PROBLEM TO WORK ON »
Repeat, exactly and completely, the material that follows. Omit the pictures.

>> START LISTED RECORDS

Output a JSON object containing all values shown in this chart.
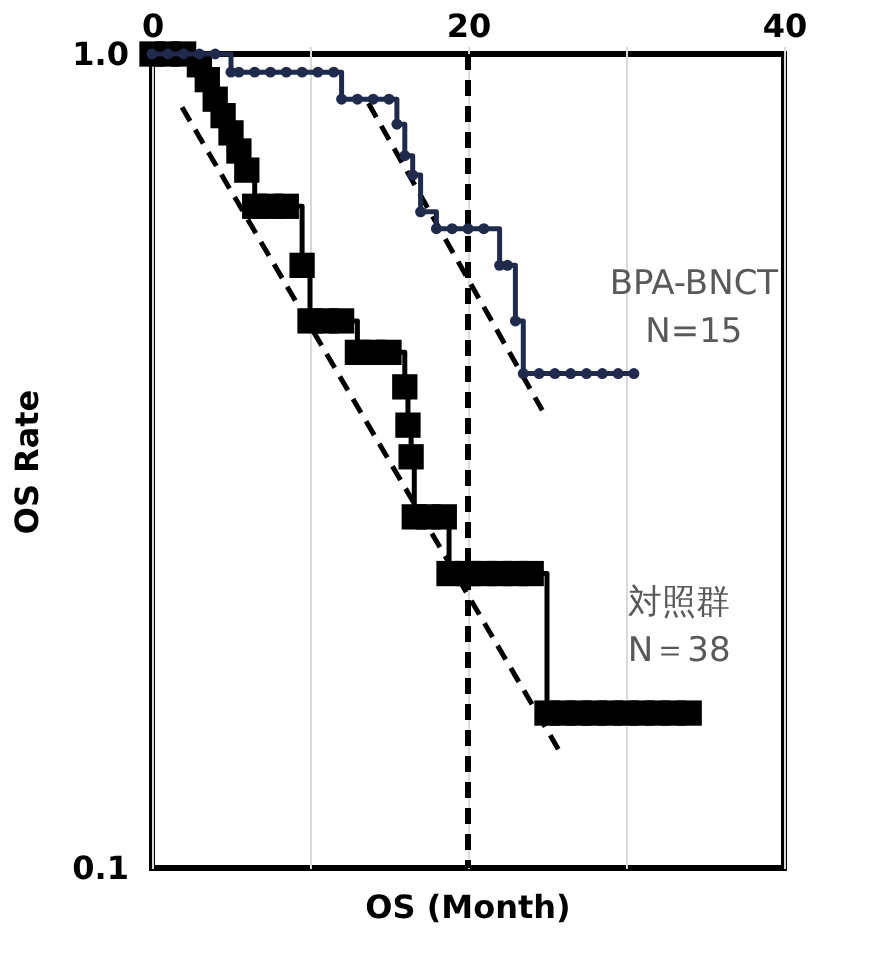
{
  "chart_data": {
    "type": "step",
    "xlabel": "OS (Month)",
    "ylabel": "OS Rate",
    "xlim": [
      0,
      40
    ],
    "xticks": [
      0,
      {
        "value": 10,
        "label": null
      },
      20,
      {
        "value": 30,
        "label": null
      },
      40
    ],
    "ylim": [
      0.1,
      1.0
    ],
    "yticks": [
      {
        "value": 0.1,
        "label": "0.1"
      },
      {
        "value": 1.0,
        "label": "1.0"
      }
    ],
    "log": "y",
    "grid": "x",
    "ref_lines": [
      {
        "axis": "x",
        "value": 20,
        "color": "#000000",
        "line_style": "dashed"
      }
    ],
    "series": [
      {
        "name": "BPA-BNCT\nN=15",
        "marker": "circle",
        "color": "#1f2a4d",
        "x": [
          0,
          1,
          2,
          3,
          4,
          5,
          5.5,
          6.5,
          7.5,
          8.5,
          9.5,
          10.5,
          11.5,
          12,
          13,
          14,
          15,
          15.5,
          16,
          16.5,
          17,
          18,
          19,
          20,
          21,
          22,
          22.5,
          23,
          23.5,
          24.5,
          25.5,
          26.5,
          27.5,
          28.5,
          29.5,
          30.5
        ],
        "values": [
          1,
          1,
          1,
          1,
          1,
          0.95,
          0.95,
          0.95,
          0.95,
          0.95,
          0.95,
          0.95,
          0.95,
          0.88,
          0.88,
          0.88,
          0.88,
          0.82,
          0.75,
          0.71,
          0.64,
          0.61,
          0.61,
          0.61,
          0.61,
          0.55,
          0.55,
          0.47,
          0.405,
          0.405,
          0.405,
          0.405,
          0.405,
          0.405,
          0.405,
          0.405
        ]
      },
      {
        "name": "対照群\nN＝38",
        "marker": "square",
        "color": "#000000",
        "x": [
          0,
          1,
          2,
          3,
          3.5,
          4,
          4.5,
          5,
          5.5,
          6,
          6.5,
          7.5,
          8.5,
          9.5,
          10,
          11,
          12,
          13,
          14,
          15,
          16,
          16.2,
          16.4,
          16.6,
          17.5,
          18.5,
          18.8,
          20,
          21,
          22,
          23,
          24,
          25,
          26,
          27,
          28,
          29,
          30,
          31,
          32,
          33,
          34
        ],
        "values": [
          1,
          1,
          1,
          0.97,
          0.93,
          0.88,
          0.84,
          0.8,
          0.76,
          0.72,
          0.65,
          0.65,
          0.65,
          0.55,
          0.47,
          0.47,
          0.47,
          0.43,
          0.43,
          0.43,
          0.39,
          0.35,
          0.32,
          0.27,
          0.27,
          0.27,
          0.23,
          0.23,
          0.23,
          0.23,
          0.23,
          0.23,
          0.155,
          0.155,
          0.155,
          0.155,
          0.155,
          0.155,
          0.155,
          0.155,
          0.155,
          0.155
        ]
      },
      {
        "type": "line",
        "line_style": "dashed",
        "marker": "none",
        "color": "#000000",
        "x": [
          1.9,
          25.9
        ],
        "values": [
          0.86,
          0.138
        ]
      },
      {
        "type": "line",
        "line_style": "dashed",
        "marker": "none",
        "color": "#000000",
        "x": [
          13.7,
          24.7
        ],
        "values": [
          0.87,
          0.365
        ]
      }
    ]
  }
}
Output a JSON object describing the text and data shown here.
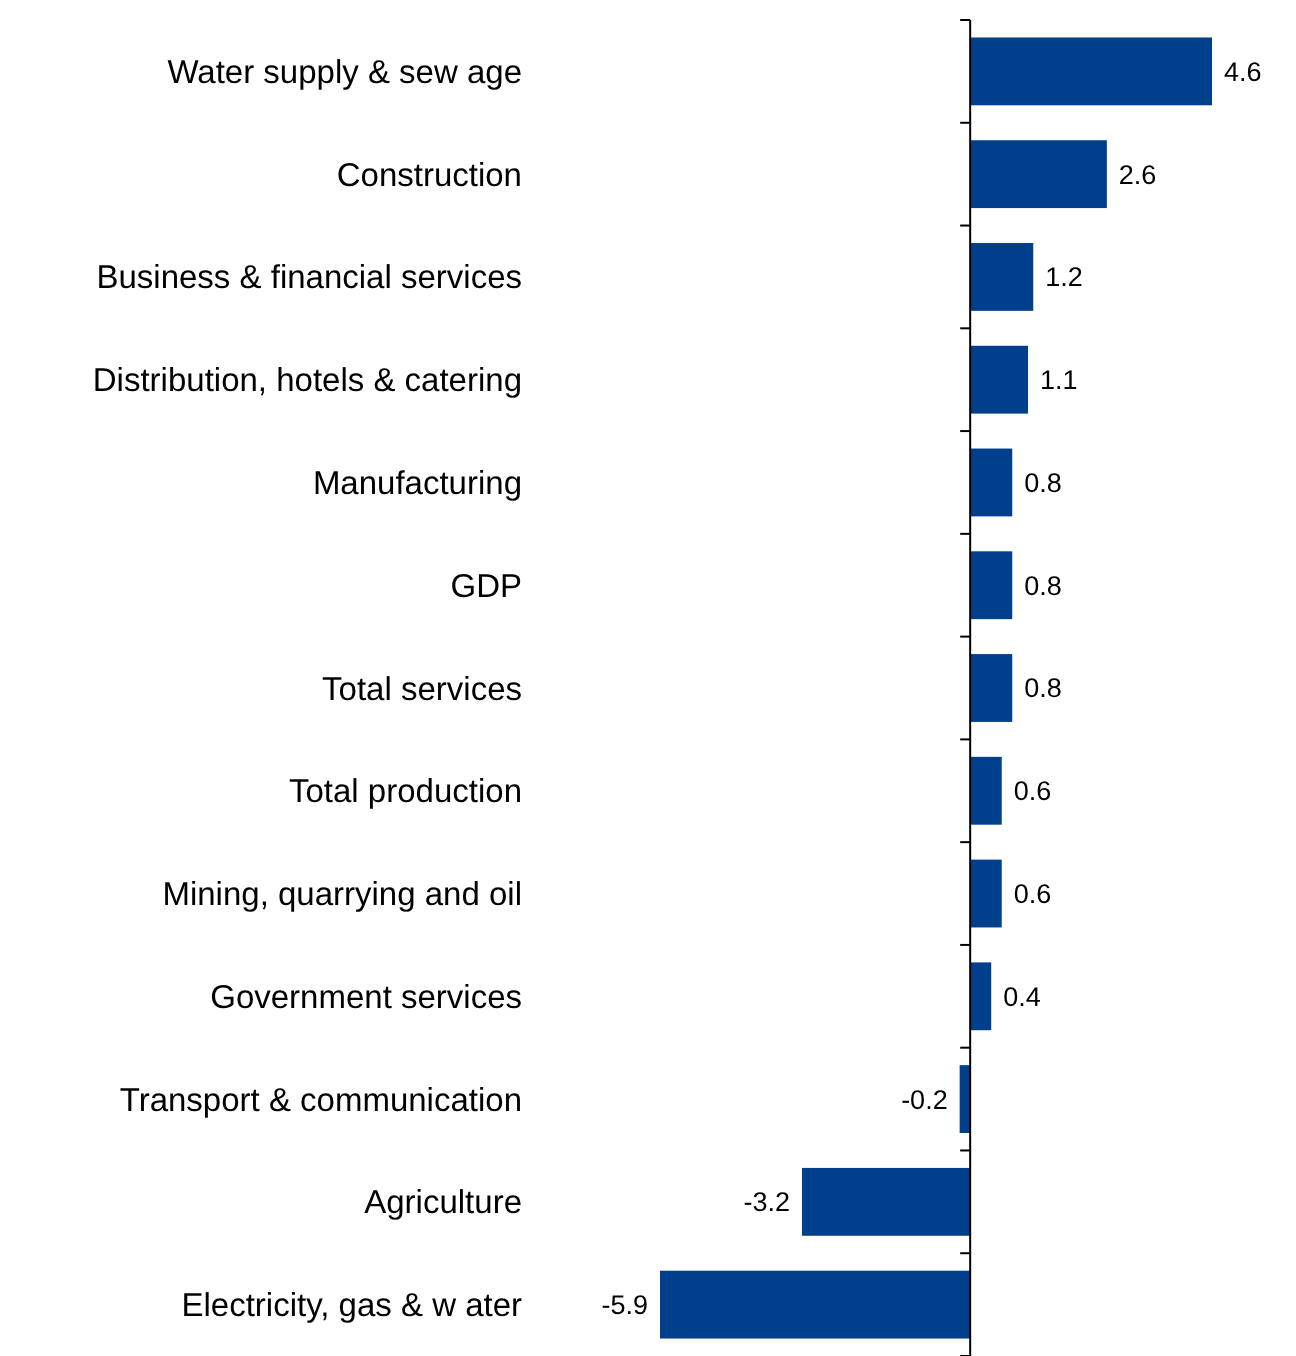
{
  "chart_data": {
    "type": "bar",
    "orientation": "horizontal",
    "categories": [
      "Water supply & sew age",
      "Construction",
      "Business & financial services",
      "Distribution, hotels & catering",
      "Manufacturing",
      "GDP",
      "Total services",
      "Total production",
      "Mining, quarrying and oil",
      "Government services",
      "Transport & communication",
      "Agriculture",
      "Electricity, gas & w ater"
    ],
    "values": [
      4.6,
      2.6,
      1.2,
      1.1,
      0.8,
      0.8,
      0.8,
      0.6,
      0.6,
      0.4,
      -0.2,
      -3.2,
      -5.9
    ],
    "color": "#003f8c",
    "data_labels": true
  }
}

>> END LISTED RECORDS

TASK RESULT »
Output a JSON object containing all values shown in this chart.
{
  "chart_data": {
    "type": "step",
    "xlabel": "OS (Month)",
    "ylabel": "OS Rate",
    "xlim": [
      0,
      40
    ],
    "xticks": [
      0,
      {
        "value": 10,
        "label": null
      },
      20,
      {
        "value": 30,
        "label": null
      },
      40
    ],
    "ylim": [
      0.1,
      1.0
    ],
    "yticks": [
      {
        "value": 0.1,
        "label": "0.1"
      },
      {
        "value": 1.0,
        "label": "1.0"
      }
    ],
    "log": "y",
    "grid": "x",
    "ref_lines": [
      {
        "axis": "x",
        "value": 20,
        "color": "#000000",
        "line_style": "dashed"
      }
    ],
    "series": [
      {
        "name": "BPA-BNCT\nN=15",
        "marker": "circle",
        "color": "#1f2a4d",
        "x": [
          0,
          1,
          2,
          3,
          4,
          5,
          5.5,
          6.5,
          7.5,
          8.5,
          9.5,
          10.5,
          11.5,
          12,
          13,
          14,
          15,
          15.5,
          16,
          16.5,
          17,
          18,
          19,
          20,
          21,
          22,
          22.5,
          23,
          23.5,
          24.5,
          25.5,
          26.5,
          27.5,
          28.5,
          29.5,
          30.5
        ],
        "values": [
          1,
          1,
          1,
          1,
          1,
          0.95,
          0.95,
          0.95,
          0.95,
          0.95,
          0.95,
          0.95,
          0.95,
          0.88,
          0.88,
          0.88,
          0.88,
          0.82,
          0.75,
          0.71,
          0.64,
          0.61,
          0.61,
          0.61,
          0.61,
          0.55,
          0.55,
          0.47,
          0.405,
          0.405,
          0.405,
          0.405,
          0.405,
          0.405,
          0.405,
          0.405
        ]
      },
      {
        "name": "対照群\nN＝38",
        "marker": "square",
        "color": "#000000",
        "x": [
          0,
          1,
          2,
          3,
          3.5,
          4,
          4.5,
          5,
          5.5,
          6,
          6.5,
          7.5,
          8.5,
          9.5,
          10,
          11,
          12,
          13,
          14,
          15,
          16,
          16.2,
          16.4,
          16.6,
          17.5,
          18.5,
          18.8,
          20,
          21,
          22,
          23,
          24,
          25,
          26,
          27,
          28,
          29,
          30,
          31,
          32,
          33,
          34
        ],
        "values": [
          1,
          1,
          1,
          0.97,
          0.93,
          0.88,
          0.84,
          0.8,
          0.76,
          0.72,
          0.65,
          0.65,
          0.65,
          0.55,
          0.47,
          0.47,
          0.47,
          0.43,
          0.43,
          0.43,
          0.39,
          0.35,
          0.32,
          0.27,
          0.27,
          0.27,
          0.23,
          0.23,
          0.23,
          0.23,
          0.23,
          0.23,
          0.155,
          0.155,
          0.155,
          0.155,
          0.155,
          0.155,
          0.155,
          0.155,
          0.155,
          0.155
        ]
      },
      {
        "type": "line",
        "line_style": "dashed",
        "marker": "none",
        "color": "#000000",
        "x": [
          1.9,
          25.9
        ],
        "values": [
          0.86,
          0.138
        ]
      },
      {
        "type": "line",
        "line_style": "dashed",
        "marker": "none",
        "color": "#000000",
        "x": [
          13.7,
          24.7
        ],
        "values": [
          0.87,
          0.365
        ]
      }
    ]
  }
}
Output a JSON object describing the text and data shown here.
{
  "chart_data": {
    "type": "bar",
    "orientation": "horizontal",
    "categories": [
      "Water supply & sew age",
      "Construction",
      "Business & financial services",
      "Distribution, hotels & catering",
      "Manufacturing",
      "GDP",
      "Total services",
      "Total production",
      "Mining, quarrying and oil",
      "Government services",
      "Transport & communication",
      "Agriculture",
      "Electricity, gas & w ater"
    ],
    "values": [
      4.6,
      2.6,
      1.2,
      1.1,
      0.8,
      0.8,
      0.8,
      0.6,
      0.6,
      0.4,
      -0.2,
      -3.2,
      -5.9
    ],
    "color": "#003f8c",
    "data_labels": true
  }
}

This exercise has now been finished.